*THE PROBLEM*
Reproduce the listing below in its entirety. Change nothing.

*SOURCE MATERIAL*
********
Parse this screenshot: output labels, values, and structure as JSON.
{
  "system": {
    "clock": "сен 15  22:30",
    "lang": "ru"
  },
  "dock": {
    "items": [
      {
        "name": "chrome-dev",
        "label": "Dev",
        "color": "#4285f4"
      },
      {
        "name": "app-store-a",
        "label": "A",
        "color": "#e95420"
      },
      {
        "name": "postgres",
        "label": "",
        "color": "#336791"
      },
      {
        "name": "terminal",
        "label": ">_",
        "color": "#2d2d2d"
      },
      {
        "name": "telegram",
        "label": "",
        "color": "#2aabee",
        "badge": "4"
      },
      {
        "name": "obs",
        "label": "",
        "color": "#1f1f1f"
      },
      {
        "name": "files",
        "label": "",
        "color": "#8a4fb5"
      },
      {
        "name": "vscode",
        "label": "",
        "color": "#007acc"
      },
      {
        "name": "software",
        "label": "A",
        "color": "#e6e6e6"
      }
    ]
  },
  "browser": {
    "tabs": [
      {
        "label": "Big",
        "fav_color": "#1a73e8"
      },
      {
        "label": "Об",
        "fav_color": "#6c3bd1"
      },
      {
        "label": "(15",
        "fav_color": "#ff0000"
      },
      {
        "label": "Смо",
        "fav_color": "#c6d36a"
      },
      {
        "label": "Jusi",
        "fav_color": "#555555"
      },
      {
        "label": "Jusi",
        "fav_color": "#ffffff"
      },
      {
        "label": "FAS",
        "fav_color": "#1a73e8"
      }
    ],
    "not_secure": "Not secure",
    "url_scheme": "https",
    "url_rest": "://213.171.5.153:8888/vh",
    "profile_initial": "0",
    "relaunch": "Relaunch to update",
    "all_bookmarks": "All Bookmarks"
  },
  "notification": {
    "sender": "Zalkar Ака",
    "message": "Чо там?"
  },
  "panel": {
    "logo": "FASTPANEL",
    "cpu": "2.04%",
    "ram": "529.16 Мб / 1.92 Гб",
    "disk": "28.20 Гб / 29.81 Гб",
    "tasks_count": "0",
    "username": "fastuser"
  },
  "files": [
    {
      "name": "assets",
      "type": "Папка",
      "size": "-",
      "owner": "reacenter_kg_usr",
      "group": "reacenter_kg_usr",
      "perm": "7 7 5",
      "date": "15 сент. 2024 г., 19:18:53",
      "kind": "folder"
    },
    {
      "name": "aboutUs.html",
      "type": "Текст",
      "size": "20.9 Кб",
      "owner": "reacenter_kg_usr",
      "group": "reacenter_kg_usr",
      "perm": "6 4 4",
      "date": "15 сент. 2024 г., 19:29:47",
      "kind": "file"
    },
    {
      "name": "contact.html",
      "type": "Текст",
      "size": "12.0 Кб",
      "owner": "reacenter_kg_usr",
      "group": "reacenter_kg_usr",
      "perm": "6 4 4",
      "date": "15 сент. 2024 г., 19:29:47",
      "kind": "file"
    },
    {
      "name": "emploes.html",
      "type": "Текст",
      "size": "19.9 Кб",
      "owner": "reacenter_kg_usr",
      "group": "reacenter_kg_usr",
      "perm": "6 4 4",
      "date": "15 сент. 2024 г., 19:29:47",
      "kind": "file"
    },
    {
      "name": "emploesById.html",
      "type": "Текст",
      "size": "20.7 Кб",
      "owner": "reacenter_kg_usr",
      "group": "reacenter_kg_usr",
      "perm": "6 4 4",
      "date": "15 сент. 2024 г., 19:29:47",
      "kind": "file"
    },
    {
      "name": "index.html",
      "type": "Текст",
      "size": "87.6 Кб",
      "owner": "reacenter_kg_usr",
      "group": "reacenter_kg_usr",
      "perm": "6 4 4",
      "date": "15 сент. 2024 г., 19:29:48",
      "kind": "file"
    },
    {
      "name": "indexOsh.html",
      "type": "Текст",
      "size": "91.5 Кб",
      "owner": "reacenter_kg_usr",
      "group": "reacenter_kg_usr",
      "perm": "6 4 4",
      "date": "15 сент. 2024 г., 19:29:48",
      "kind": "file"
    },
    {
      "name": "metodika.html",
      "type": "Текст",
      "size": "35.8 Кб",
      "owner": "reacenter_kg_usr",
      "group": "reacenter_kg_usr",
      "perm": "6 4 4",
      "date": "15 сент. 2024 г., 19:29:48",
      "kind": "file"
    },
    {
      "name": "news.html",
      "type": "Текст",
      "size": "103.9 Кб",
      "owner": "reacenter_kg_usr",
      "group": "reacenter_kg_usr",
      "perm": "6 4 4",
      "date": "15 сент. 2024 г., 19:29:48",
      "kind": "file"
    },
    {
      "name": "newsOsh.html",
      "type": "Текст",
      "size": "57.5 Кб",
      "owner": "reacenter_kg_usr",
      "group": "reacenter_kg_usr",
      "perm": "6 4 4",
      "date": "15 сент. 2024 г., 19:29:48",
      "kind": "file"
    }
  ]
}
********
*RESPONSE BELOW*
Parse this screenshot: output labels, values, and structure as JSON.
{
  "system": {
    "clock": "сен 15  22:30",
    "lang": "ru"
  },
  "dock": {
    "items": [
      {
        "name": "chrome-dev",
        "label": "Dev",
        "color": "#4285f4"
      },
      {
        "name": "app-store-a",
        "label": "A",
        "color": "#e95420"
      },
      {
        "name": "postgres",
        "label": "",
        "color": "#336791"
      },
      {
        "name": "terminal",
        "label": ">_",
        "color": "#2d2d2d"
      },
      {
        "name": "telegram",
        "label": "",
        "color": "#2aabee",
        "badge": "4"
      },
      {
        "name": "obs",
        "label": "",
        "color": "#1f1f1f"
      },
      {
        "name": "files",
        "label": "",
        "color": "#8a4fb5"
      },
      {
        "name": "vscode",
        "label": "",
        "color": "#007acc"
      },
      {
        "name": "software",
        "label": "A",
        "color": "#e6e6e6"
      }
    ]
  },
  "browser": {
    "tabs": [
      {
        "label": "Big",
        "fav_color": "#1a73e8"
      },
      {
        "label": "Об",
        "fav_color": "#6c3bd1"
      },
      {
        "label": "(15",
        "fav_color": "#ff0000"
      },
      {
        "label": "Смо",
        "fav_color": "#c6d36a"
      },
      {
        "label": "Jusi",
        "fav_color": "#555555"
      },
      {
        "label": "Jusi",
        "fav_color": "#ffffff"
      },
      {
        "label": "FAS",
        "fav_color": "#1a73e8"
      }
    ],
    "not_secure": "Not secure",
    "url_scheme": "https",
    "url_rest": "://213.171.5.153:8888/vh",
    "profile_initial": "0",
    "relaunch": "Relaunch to update",
    "all_bookmarks": "All Bookmarks"
  },
  "notification": {
    "sender": "Zalkar Ака",
    "message": "Чо там?"
  },
  "panel": {
    "logo": "FASTPANEL",
    "cpu": "2.04%",
    "ram": "529.16 Мб / 1.92 Гб",
    "disk": "28.20 Гб / 29.81 Гб",
    "tasks_count": "0",
    "username": "fastuser"
  },
  "files": [
    {
      "name": "assets",
      "type": "Папка",
      "size": "-",
      "owner": "reacenter_kg_usr",
      "group": "reacenter_kg_usr",
      "perm": "7 7 5",
      "date": "15 сент. 2024 г., 19:18:53",
      "kind": "folder"
    },
    {
      "name": "aboutUs.html",
      "type": "Текст",
      "size": "20.9 Кб",
      "owner": "reacenter_kg_usr",
      "group": "reacenter_kg_usr",
      "perm": "6 4 4",
      "date": "15 сент. 2024 г., 19:29:47",
      "kind": "file"
    },
    {
      "name": "contact.html",
      "type": "Текст",
      "size": "12.0 Кб",
      "owner": "reacenter_kg_usr",
      "group": "reacenter_kg_usr",
      "perm": "6 4 4",
      "date": "15 сент. 2024 г., 19:29:47",
      "kind": "file"
    },
    {
      "name": "emploes.html",
      "type": "Текст",
      "size": "19.9 Кб",
      "owner": "reacenter_kg_usr",
      "group": "reacenter_kg_usr",
      "perm": "6 4 4",
      "date": "15 сент. 2024 г., 19:29:47",
      "kind": "file"
    },
    {
      "name": "emploesById.html",
      "type": "Текст",
      "size": "20.7 Кб",
      "owner": "reacenter_kg_usr",
      "group": "reacenter_kg_usr",
      "perm": "6 4 4",
      "date": "15 сент. 2024 г., 19:29:47",
      "kind": "file"
    },
    {
      "name": "index.html",
      "type": "Текст",
      "size": "87.6 Кб",
      "owner": "reacenter_kg_usr",
      "group": "reacenter_kg_usr",
      "perm": "6 4 4",
      "date": "15 сент. 2024 г., 19:29:48",
      "kind": "file"
    },
    {
      "name": "indexOsh.html",
      "type": "Текст",
      "size": "91.5 Кб",
      "owner": "reacenter_kg_usr",
      "group": "reacenter_kg_usr",
      "perm": "6 4 4",
      "date": "15 сент. 2024 г., 19:29:48",
      "kind": "file"
    },
    {
      "name": "metodika.html",
      "type": "Текст",
      "size": "35.8 Кб",
      "owner": "reacenter_kg_usr",
      "group": "reacenter_kg_usr",
      "perm": "6 4 4",
      "date": "15 сент. 2024 г., 19:29:48",
      "kind": "file"
    },
    {
      "name": "news.html",
      "type": "Текст",
      "size": "103.9 Кб",
      "owner": "reacenter_kg_usr",
      "group": "reacenter_kg_usr",
      "perm": "6 4 4",
      "date": "15 сент. 2024 г., 19:29:48",
      "kind": "file"
    },
    {
      "name": "newsOsh.html",
      "type": "Текст",
      "size": "57.5 Кб",
      "owner": "reacenter_kg_usr",
      "group": "reacenter_kg_usr",
      "perm": "6 4 4",
      "date": "15 сент. 2024 г., 19:29:48",
      "kind": "file"
    }
  ]
}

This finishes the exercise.